-------- RECORDS TO USE

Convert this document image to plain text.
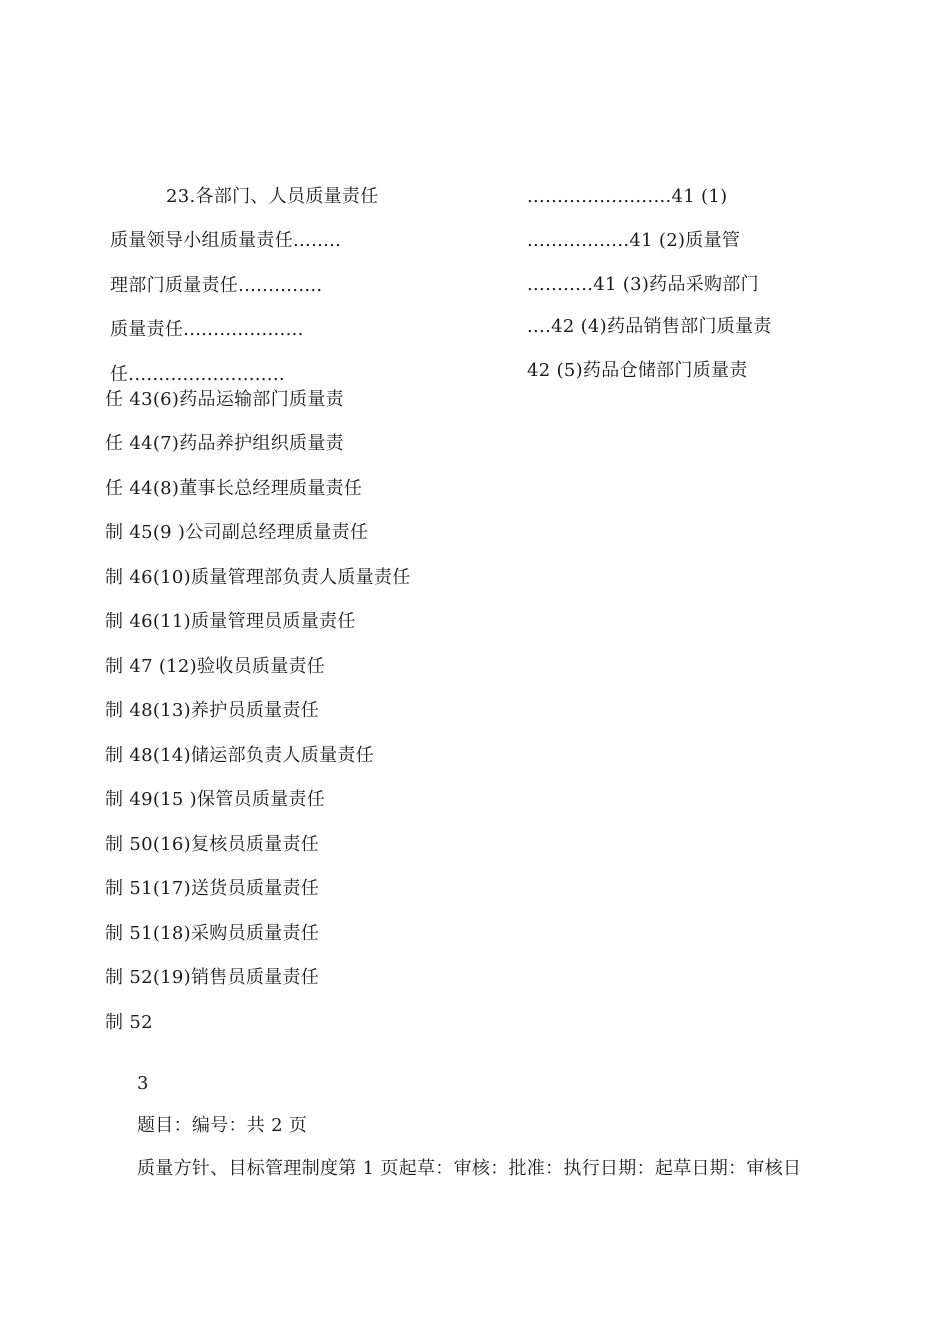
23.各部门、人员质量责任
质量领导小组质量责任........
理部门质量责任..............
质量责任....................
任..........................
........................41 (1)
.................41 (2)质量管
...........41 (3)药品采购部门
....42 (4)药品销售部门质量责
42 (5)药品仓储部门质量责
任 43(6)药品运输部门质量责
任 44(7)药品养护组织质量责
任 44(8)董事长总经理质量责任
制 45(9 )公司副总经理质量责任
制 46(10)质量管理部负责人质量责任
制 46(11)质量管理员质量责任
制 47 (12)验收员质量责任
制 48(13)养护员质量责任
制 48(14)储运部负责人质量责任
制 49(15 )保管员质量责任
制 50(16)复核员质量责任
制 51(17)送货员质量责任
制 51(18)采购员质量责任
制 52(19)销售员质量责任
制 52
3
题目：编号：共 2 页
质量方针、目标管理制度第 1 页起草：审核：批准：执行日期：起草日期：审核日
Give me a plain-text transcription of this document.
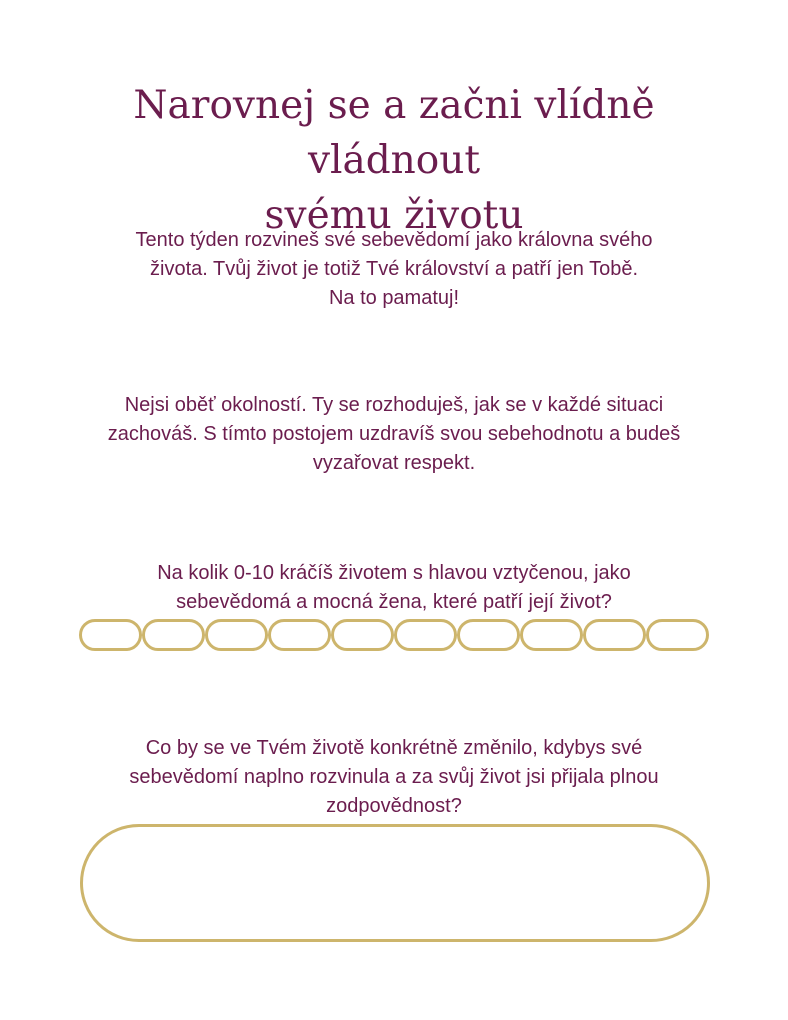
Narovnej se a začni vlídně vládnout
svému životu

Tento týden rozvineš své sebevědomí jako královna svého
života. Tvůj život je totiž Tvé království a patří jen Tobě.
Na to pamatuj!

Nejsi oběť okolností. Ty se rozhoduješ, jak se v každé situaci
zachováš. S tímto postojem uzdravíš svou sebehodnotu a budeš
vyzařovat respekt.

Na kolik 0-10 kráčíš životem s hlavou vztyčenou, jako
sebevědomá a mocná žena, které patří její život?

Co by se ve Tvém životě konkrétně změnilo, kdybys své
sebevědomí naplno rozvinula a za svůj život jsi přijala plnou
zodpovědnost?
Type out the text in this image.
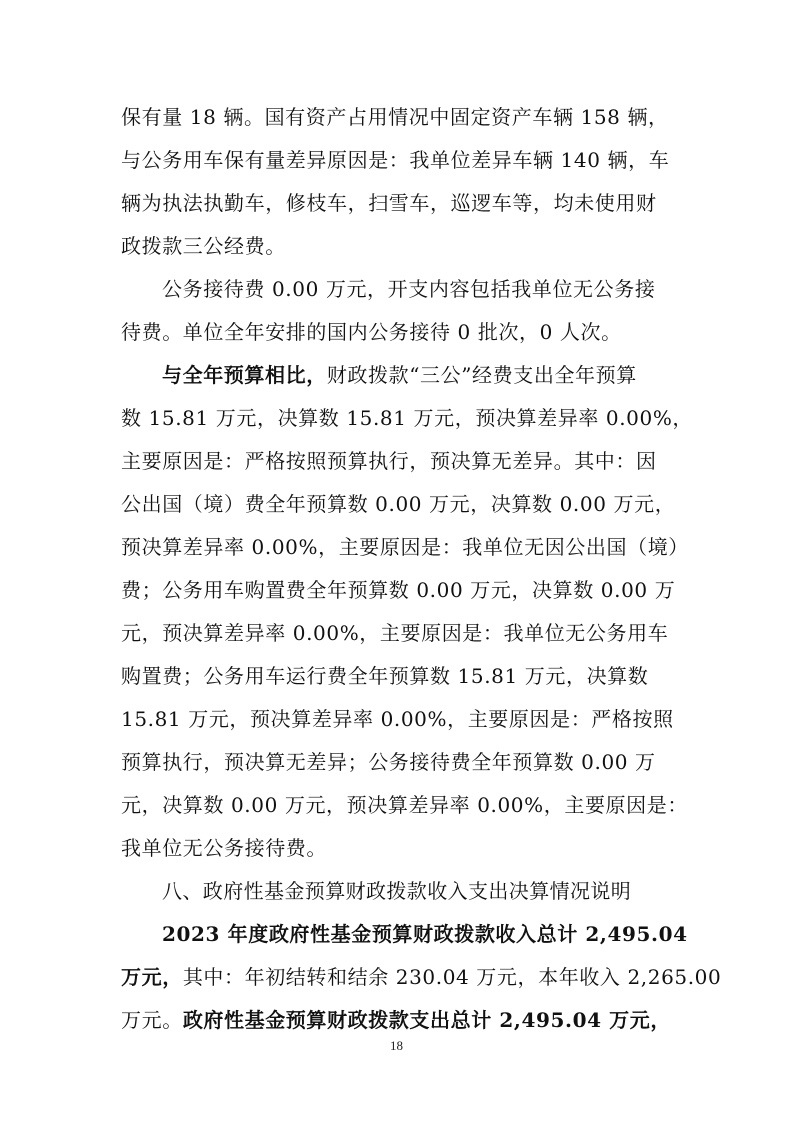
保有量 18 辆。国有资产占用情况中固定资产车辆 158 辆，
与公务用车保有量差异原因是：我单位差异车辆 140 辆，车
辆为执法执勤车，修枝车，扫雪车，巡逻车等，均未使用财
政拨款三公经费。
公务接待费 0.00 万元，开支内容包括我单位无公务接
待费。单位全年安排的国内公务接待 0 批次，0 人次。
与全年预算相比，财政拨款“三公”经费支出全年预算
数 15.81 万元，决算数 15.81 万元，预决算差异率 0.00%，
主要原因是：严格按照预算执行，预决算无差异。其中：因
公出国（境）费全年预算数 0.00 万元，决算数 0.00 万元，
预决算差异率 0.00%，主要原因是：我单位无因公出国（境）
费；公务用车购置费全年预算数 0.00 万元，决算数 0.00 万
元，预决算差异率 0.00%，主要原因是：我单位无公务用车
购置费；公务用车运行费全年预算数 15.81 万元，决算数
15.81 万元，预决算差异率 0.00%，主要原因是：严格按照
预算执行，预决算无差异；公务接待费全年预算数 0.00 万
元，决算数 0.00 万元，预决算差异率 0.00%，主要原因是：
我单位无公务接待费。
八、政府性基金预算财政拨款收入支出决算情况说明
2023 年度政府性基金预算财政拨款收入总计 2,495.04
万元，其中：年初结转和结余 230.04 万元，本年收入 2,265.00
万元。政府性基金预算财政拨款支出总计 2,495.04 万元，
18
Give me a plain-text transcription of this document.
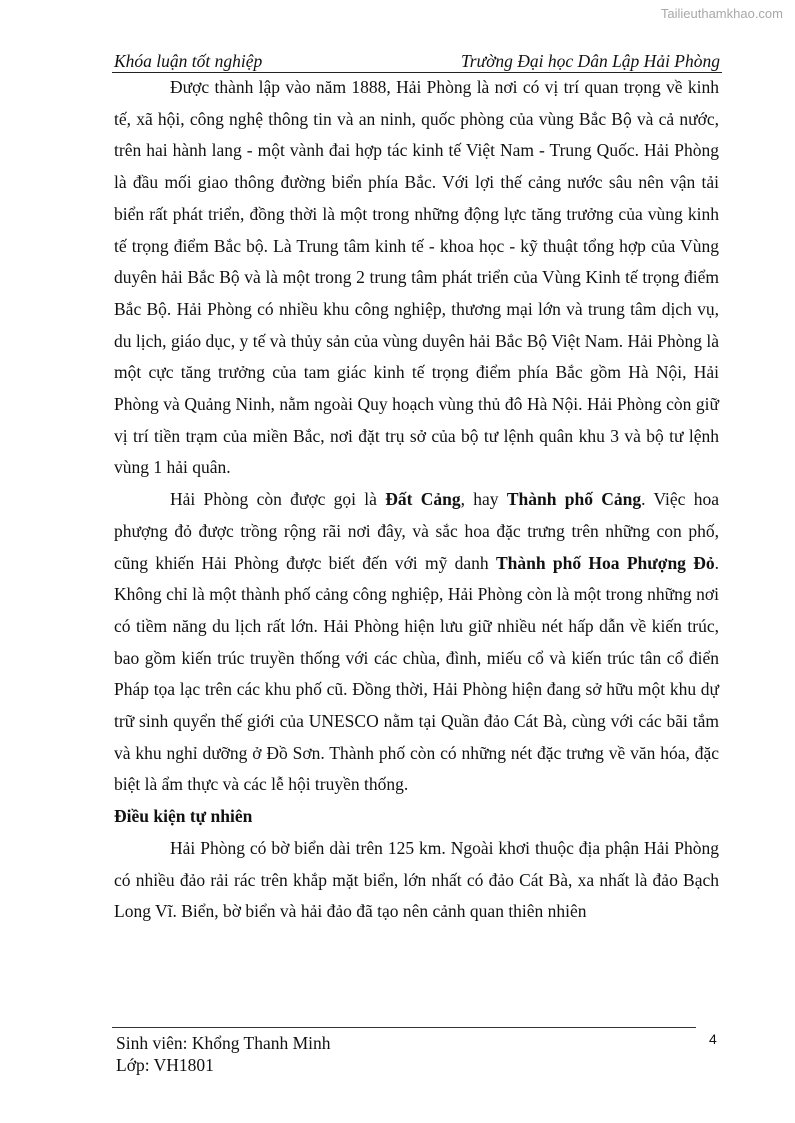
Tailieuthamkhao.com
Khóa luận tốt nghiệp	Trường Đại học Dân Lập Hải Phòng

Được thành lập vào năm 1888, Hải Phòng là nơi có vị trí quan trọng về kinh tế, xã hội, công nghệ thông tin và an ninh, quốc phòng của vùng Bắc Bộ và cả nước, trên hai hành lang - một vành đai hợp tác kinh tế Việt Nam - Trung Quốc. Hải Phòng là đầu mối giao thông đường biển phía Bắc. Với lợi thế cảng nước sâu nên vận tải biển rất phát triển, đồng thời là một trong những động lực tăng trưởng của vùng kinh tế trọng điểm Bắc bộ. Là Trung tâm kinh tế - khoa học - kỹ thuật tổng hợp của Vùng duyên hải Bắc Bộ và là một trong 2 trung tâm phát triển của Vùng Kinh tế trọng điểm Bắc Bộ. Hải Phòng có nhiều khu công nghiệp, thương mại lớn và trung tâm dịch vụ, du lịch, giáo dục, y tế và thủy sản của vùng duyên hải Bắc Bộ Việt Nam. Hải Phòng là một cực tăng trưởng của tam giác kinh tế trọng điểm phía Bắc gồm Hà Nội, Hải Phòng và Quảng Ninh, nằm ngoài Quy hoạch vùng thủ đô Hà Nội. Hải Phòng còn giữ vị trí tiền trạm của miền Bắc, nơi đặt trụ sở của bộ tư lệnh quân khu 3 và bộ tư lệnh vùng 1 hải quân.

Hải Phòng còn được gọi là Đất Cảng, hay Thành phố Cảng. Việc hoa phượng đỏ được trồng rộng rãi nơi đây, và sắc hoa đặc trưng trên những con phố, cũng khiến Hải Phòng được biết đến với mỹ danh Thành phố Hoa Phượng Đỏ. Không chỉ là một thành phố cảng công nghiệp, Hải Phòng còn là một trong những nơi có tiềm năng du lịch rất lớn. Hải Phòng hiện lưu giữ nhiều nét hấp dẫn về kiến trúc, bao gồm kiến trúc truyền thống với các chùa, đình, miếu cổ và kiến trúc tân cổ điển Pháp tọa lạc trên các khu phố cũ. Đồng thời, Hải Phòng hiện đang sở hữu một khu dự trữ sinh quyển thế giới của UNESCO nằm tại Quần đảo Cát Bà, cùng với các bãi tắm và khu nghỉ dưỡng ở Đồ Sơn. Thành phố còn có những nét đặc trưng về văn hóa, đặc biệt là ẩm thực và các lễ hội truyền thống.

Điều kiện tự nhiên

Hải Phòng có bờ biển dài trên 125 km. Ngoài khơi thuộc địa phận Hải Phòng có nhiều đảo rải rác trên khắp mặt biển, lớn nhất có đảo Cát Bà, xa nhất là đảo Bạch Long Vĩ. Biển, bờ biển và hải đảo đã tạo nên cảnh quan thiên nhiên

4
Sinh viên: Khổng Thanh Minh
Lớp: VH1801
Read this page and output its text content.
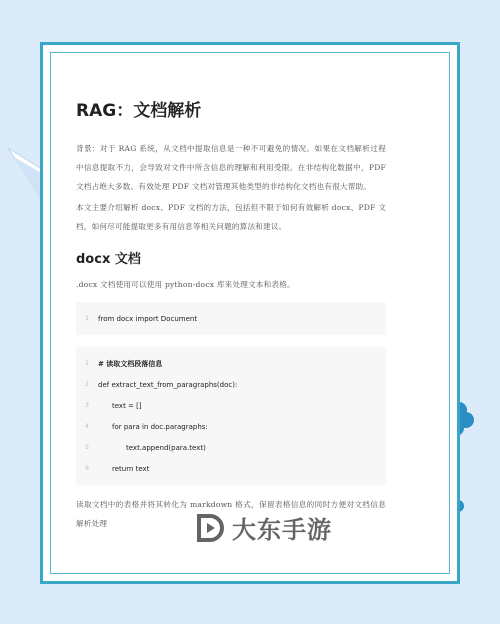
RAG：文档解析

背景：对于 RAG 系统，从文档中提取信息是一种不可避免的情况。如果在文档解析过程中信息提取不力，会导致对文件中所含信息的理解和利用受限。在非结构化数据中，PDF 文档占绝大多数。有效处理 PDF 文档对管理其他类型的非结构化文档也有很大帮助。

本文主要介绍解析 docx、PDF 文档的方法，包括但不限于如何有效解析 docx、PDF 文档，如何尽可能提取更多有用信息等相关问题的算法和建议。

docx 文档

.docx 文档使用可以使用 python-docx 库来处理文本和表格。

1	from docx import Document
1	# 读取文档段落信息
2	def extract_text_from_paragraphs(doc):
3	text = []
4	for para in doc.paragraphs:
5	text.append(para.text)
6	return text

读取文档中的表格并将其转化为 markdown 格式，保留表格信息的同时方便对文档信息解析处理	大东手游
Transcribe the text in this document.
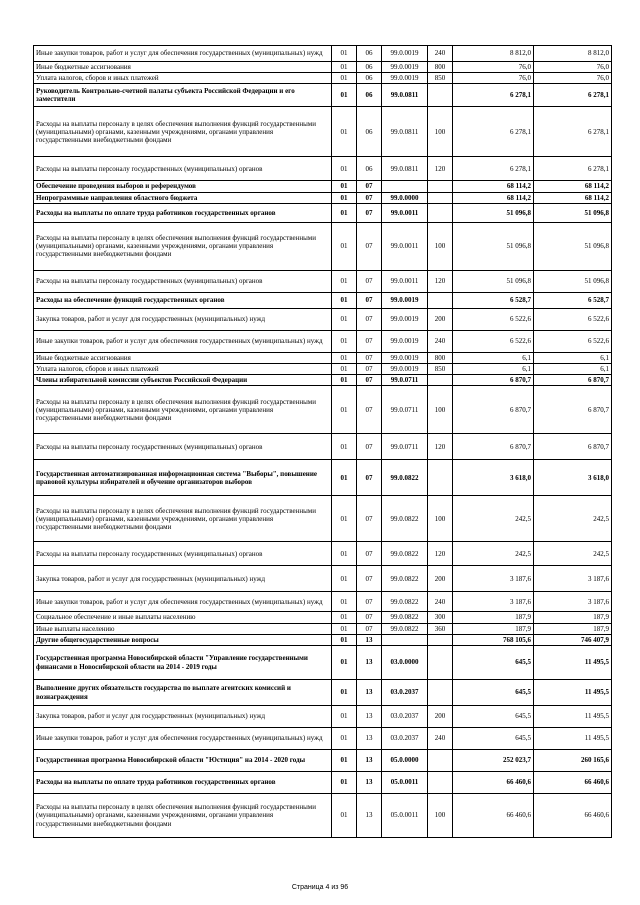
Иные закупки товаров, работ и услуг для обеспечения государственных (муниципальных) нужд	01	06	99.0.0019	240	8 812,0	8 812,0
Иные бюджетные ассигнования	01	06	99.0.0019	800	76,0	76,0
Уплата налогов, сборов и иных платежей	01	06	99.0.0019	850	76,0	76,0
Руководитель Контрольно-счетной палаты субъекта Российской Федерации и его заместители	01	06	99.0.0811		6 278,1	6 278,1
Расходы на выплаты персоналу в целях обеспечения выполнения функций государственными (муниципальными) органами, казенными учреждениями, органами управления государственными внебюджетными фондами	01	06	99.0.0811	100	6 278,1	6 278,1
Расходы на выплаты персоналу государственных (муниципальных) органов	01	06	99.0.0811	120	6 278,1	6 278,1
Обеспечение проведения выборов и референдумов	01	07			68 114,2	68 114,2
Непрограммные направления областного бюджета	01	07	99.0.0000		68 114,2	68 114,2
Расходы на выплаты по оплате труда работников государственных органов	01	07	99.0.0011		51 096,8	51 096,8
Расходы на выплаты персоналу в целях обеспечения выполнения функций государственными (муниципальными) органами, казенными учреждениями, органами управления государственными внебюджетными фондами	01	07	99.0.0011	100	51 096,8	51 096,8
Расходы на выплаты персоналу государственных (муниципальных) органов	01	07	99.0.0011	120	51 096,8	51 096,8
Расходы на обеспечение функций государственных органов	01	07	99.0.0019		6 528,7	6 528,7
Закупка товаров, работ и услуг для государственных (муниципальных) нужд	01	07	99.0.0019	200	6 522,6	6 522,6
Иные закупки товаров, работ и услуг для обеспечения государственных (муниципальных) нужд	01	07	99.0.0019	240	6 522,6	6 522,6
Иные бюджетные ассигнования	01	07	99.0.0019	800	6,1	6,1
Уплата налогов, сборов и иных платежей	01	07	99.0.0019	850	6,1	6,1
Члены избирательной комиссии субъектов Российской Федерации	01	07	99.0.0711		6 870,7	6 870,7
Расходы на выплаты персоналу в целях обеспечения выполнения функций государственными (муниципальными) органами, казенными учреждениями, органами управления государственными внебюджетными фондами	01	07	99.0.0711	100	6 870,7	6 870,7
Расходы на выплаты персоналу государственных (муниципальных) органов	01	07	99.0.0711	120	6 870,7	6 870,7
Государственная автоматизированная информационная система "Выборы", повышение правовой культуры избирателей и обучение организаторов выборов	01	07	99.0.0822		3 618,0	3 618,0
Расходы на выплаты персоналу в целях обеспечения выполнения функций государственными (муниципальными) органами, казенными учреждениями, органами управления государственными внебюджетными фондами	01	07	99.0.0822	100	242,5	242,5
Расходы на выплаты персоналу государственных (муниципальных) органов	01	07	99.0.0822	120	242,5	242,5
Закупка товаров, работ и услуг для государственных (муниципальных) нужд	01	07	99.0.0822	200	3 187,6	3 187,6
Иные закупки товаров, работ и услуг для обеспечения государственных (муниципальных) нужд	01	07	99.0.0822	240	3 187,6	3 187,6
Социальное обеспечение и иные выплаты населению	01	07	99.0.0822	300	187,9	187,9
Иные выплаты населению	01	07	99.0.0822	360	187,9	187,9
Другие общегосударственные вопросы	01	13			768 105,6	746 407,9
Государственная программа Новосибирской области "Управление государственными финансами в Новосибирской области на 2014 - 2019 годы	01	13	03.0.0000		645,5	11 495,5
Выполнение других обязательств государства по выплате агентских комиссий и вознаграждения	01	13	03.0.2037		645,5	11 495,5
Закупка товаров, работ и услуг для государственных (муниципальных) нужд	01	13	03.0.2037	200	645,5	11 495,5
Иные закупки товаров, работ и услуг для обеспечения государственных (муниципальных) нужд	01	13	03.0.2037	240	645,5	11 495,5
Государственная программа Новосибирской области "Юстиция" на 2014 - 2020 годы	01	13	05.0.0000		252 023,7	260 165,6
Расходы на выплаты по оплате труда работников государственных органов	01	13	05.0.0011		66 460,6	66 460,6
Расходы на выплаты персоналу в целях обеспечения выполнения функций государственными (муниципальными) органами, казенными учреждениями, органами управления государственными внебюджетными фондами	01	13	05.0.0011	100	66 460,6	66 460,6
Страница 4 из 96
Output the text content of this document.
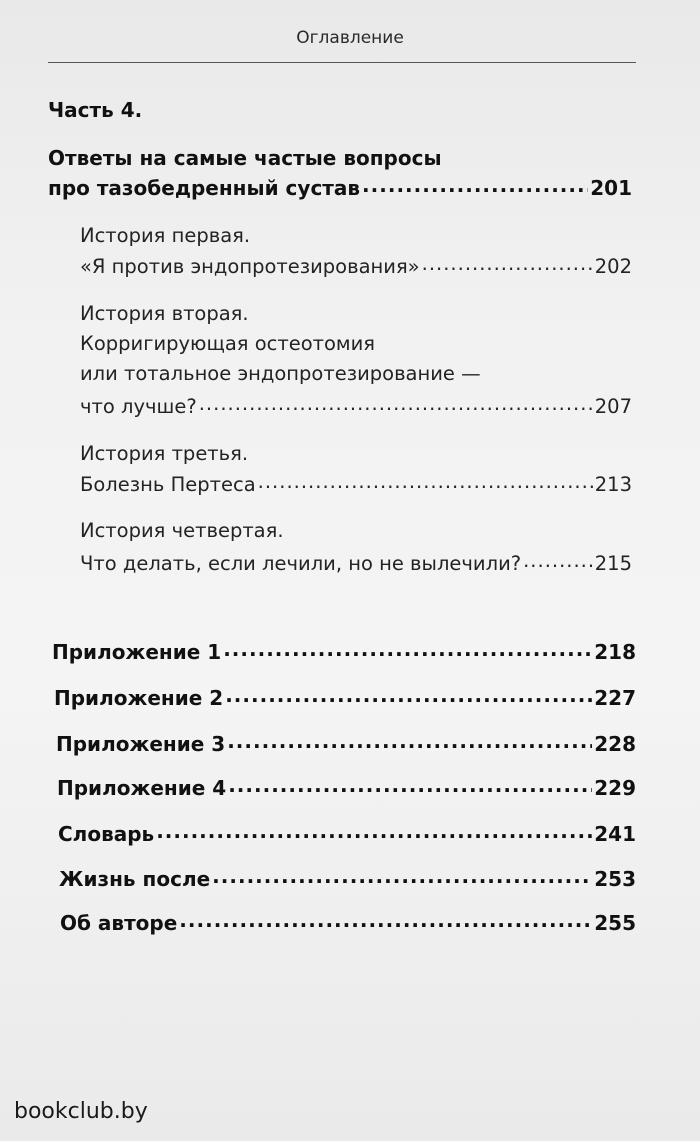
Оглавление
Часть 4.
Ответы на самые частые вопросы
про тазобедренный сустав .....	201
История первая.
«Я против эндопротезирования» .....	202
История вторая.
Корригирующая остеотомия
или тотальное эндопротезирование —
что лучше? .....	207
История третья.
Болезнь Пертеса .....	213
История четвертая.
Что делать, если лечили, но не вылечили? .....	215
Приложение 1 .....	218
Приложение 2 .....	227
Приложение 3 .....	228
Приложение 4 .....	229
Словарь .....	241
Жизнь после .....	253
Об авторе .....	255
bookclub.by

----------------

■ OBJECTIVE ■
Go through the records above and copy every line with the word "годы".

■ RESULT ■
Государственная программа Новосибирской области "Управление государственными финансами в Новосибирской области на 2014 - 2019 годы	01	13	03.0.0000		645,5	11 495,5
Государственная программа Новосибирской области "Юстиция" на 2014 - 2020 годы	01	13	05.0.0000		252 023,7	260 165,6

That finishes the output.